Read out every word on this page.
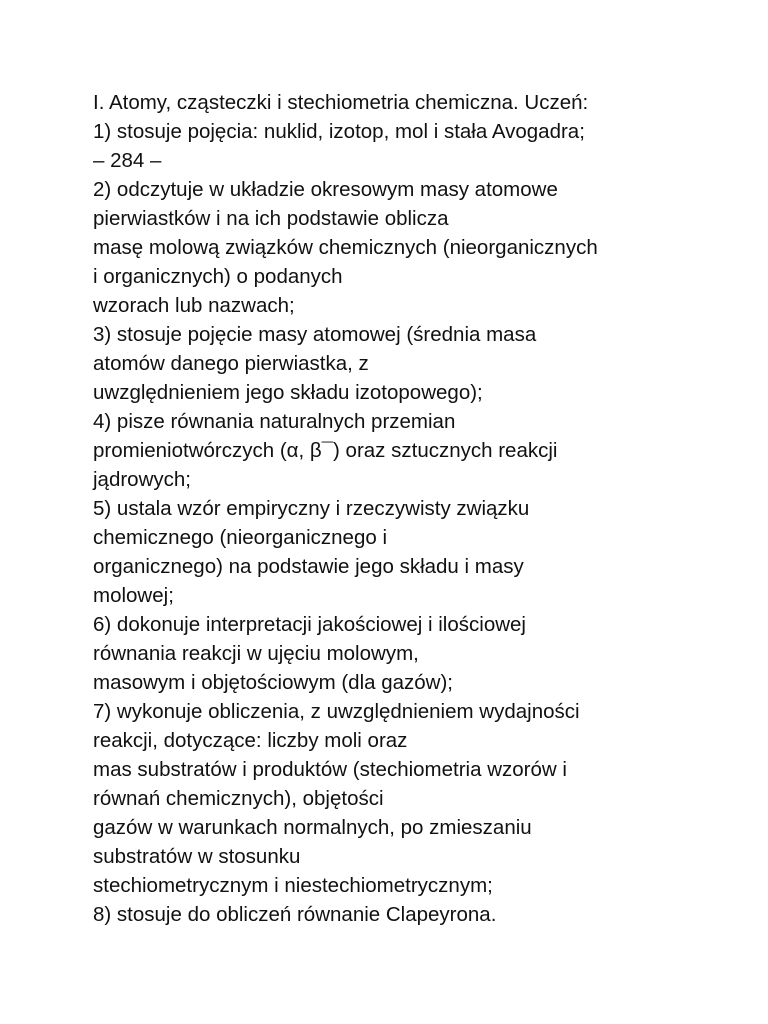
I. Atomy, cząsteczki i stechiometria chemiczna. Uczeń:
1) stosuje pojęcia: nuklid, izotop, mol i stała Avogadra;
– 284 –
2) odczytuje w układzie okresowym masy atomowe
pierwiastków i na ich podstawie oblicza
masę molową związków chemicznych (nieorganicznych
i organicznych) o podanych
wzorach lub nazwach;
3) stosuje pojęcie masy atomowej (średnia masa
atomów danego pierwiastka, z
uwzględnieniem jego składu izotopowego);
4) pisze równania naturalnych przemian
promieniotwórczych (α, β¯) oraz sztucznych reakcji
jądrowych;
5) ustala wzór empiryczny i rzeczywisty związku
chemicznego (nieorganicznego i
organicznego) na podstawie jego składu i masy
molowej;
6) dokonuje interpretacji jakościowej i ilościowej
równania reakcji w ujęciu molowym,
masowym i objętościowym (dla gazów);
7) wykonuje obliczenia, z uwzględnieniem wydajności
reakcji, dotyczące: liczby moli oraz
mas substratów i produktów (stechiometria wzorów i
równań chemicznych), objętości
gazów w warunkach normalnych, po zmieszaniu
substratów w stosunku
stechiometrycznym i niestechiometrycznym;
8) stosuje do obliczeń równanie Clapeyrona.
※ ※ ※
Request:
Go through the entries above and copy every line containing "równania".

Correct result:
4) pisze równania naturalnych przemian
równania reakcji w ujęciu molowym,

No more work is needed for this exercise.